══ Records provided

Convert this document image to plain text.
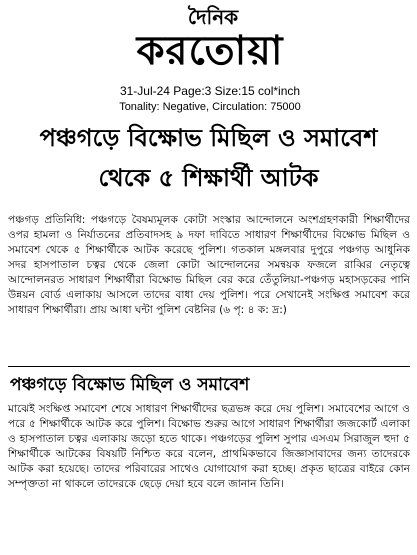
দৈনিক
করতোয়া
31-Jul-24 Page:3 Size:15 col*inch
Tonality: Negative, Circulation: 75000
পঞ্চগড়ে বিক্ষোভ মিছিল ও সমাবেশ
থেকে ৫ শিক্ষার্থী আটক
পঞ্চগড় প্রতিনিধি: পঞ্চগড়ে বৈষম্যমূলক কোটা সংস্কার আন্দোলনে অংশগ্রহণকারী শিক্ষার্থীদের ওপর হামলা ও নির্যাতনের প্রতিবাদসহ ৯ দফা দাবিতে সাধারণ শিক্ষার্থীদের বিক্ষোভ মিছিল ও সমাবেশ থেকে ৫ শিক্ষার্থীকে আটক করেছে পুলিশ। গতকাল মঙ্গলবার দুপুরে পঞ্চগড় আধুনিক সদর হাসপাতাল চত্বর থেকে জেলা কোটা আন্দোলনের সমন্বয়ক ফজলে রাব্বির নেতৃত্বে আন্দোলনরত সাধারণ শিক্ষার্থীরা বিক্ষোভ মিছিল বের করে তেঁতুলিয়া-পঞ্চগড় মহাসড়কের পানি উন্নয়ন বোর্ড এলাকায় আসলে তাদের বাধা দেয় পুলিশ। পরে সেখানেই সংক্ষিপ্ত সমাবেশ করে সাধারণ শিক্ষার্থীরা। প্রায় আধা ঘন্টা পুলিশ বেষ্টনির (৬ পৃ: ৪ ক: দ্র:)
পঞ্চগড়ে বিক্ষোভ মিছিল ও সমাবেশ
মাঝেই সংক্ষিপ্ত সমাবেশ শেষে সাধারণ শিক্ষার্থীদের ছত্রভঙ্গ করে দেয় পুলিশ। সমাবেশের আগে ও পরে ৫ শিক্ষার্থীকে আটক করে পুলিশ। বিক্ষোভ শুরুর আগে সাধারণ শিক্ষার্থীরা জজকোর্ট এলাকা ও হাসপাতাল চত্বর এলাকায় জড়ো হতে থাকে। পঞ্চগড়ের পুলিশ সুপার এসএম সিরাজুল হুদা ৫ শিক্ষার্থীকে আটকের বিষয়টি নিশ্চিত করে বলেন, প্রাথমিকভাবে জিজ্ঞাসাবাদের জন্য তাদেরকে আটক করা হয়েছে। তাদের পরিবারের সাথেও যোগাযোগ করা হচ্ছে। প্রকৃত ছাত্রের বাইরে কোন সম্পৃক্ততা না থাকলে তাদেরকে ছেড়ে দেয়া হবে বলে জানান তিনি।
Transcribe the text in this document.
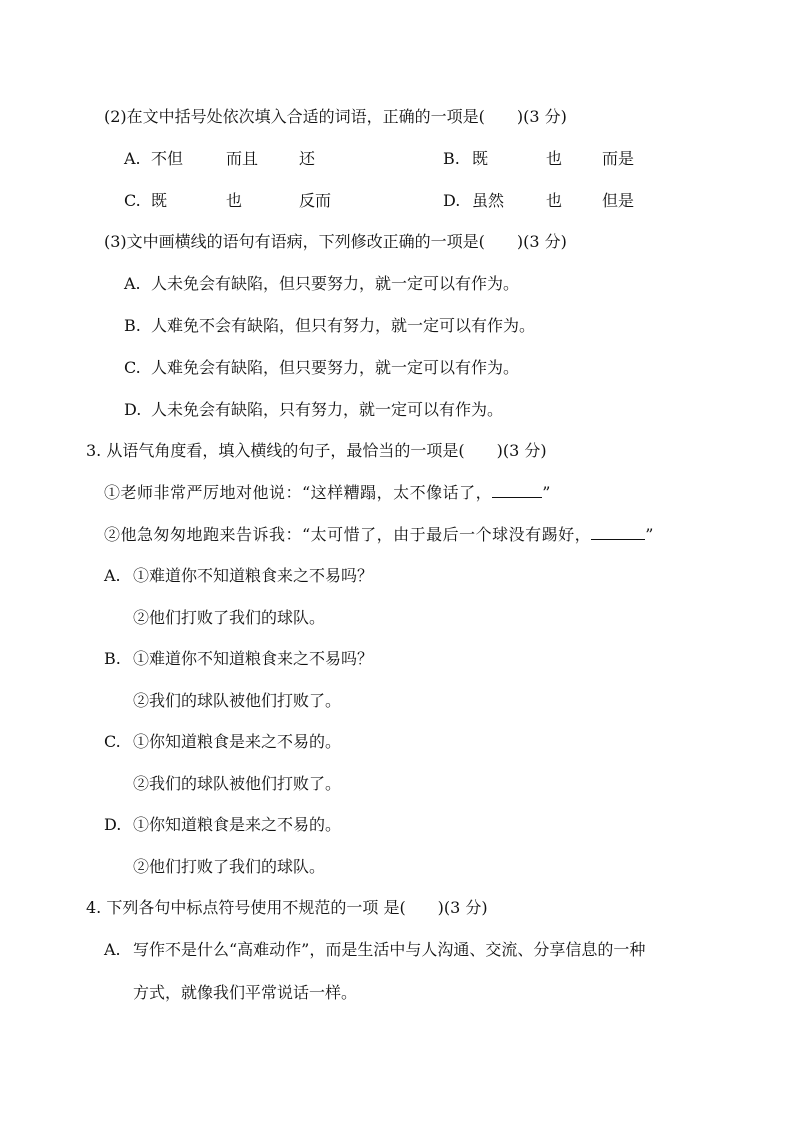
(2)在文中括号处依次填入合适的词语，正确的一项是(　　)(3 分)
A. 不但	而且	还	B. 既	也 而是
C. 既	也	反而	D. 虽然	也 但是
(3)文中画横线的语句有语病，下列修改正确的一项是(　　)(3 分)
A. 人未免会有缺陷，但只要努力，就一定可以有作为。
B. 人难免不会有缺陷，但只有努力，就一定可以有作为。
C. 人难免会有缺陷，但只要努力，就一定可以有作为。
D. 人未免会有缺陷，只有努力，就一定可以有作为。
3. 从语气角度看，填入横线的句子，最恰当的一项是(　　)(3 分)
①老师非常严厉地对他说：“这样糟蹋，太不像话了，	”
②他急匆匆地跑来告诉我：“太可惜了，由于最后一个球没有踢好，	”
A. ①难道你不知道粮食来之不易吗？
②他们打败了我们的球队。
B. ①难道你不知道粮食来之不易吗？
②我们的球队被他们打败了。
C. ①你知道粮食是来之不易的。
②我们的球队被他们打败了。
D. ①你知道粮食是来之不易的。
②他们打败了我们的球队。
4. 下列各句中标点符号使用不规范的一项 是(　　)(3 分)
A. 写作不是什么“高难动作”，而是生活中与人沟通、交流、分享信息的一种
方式，就像我们平常说话一样。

════

*Direction:* Write out exactly the lines from the one containing "Transcribe the text in this document." through the last line of the records above, both ends included, and leave out any pictures.

*Solved problem:*
Transcribe the text in this document.
(2)在文中括号处依次填入合适的词语，正确的一项是(　　)(3 分)
A. 不但	而且	还	B. 既	也 而是
C. 既	也	反而	D. 虽然	也 但是
(3)文中画横线的语句有语病，下列修改正确的一项是(　　)(3 分)
A. 人未免会有缺陷，但只要努力，就一定可以有作为。
B. 人难免不会有缺陷，但只有努力，就一定可以有作为。
C. 人难免会有缺陷，但只要努力，就一定可以有作为。
D. 人未免会有缺陷，只有努力，就一定可以有作为。
3. 从语气角度看，填入横线的句子，最恰当的一项是(　　)(3 分)
①老师非常严厉地对他说：“这样糟蹋，太不像话了，	”
②他急匆匆地跑来告诉我：“太可惜了，由于最后一个球没有踢好，	”
A. ①难道你不知道粮食来之不易吗？
②他们打败了我们的球队。
B. ①难道你不知道粮食来之不易吗？
②我们的球队被他们打败了。
C. ①你知道粮食是来之不易的。
②我们的球队被他们打败了。
D. ①你知道粮食是来之不易的。
②他们打败了我们的球队。
4. 下列各句中标点符号使用不规范的一项 是(　　)(3 分)
A. 写作不是什么“高难动作”，而是生活中与人沟通、交流、分享信息的一种
方式，就像我们平常说话一样。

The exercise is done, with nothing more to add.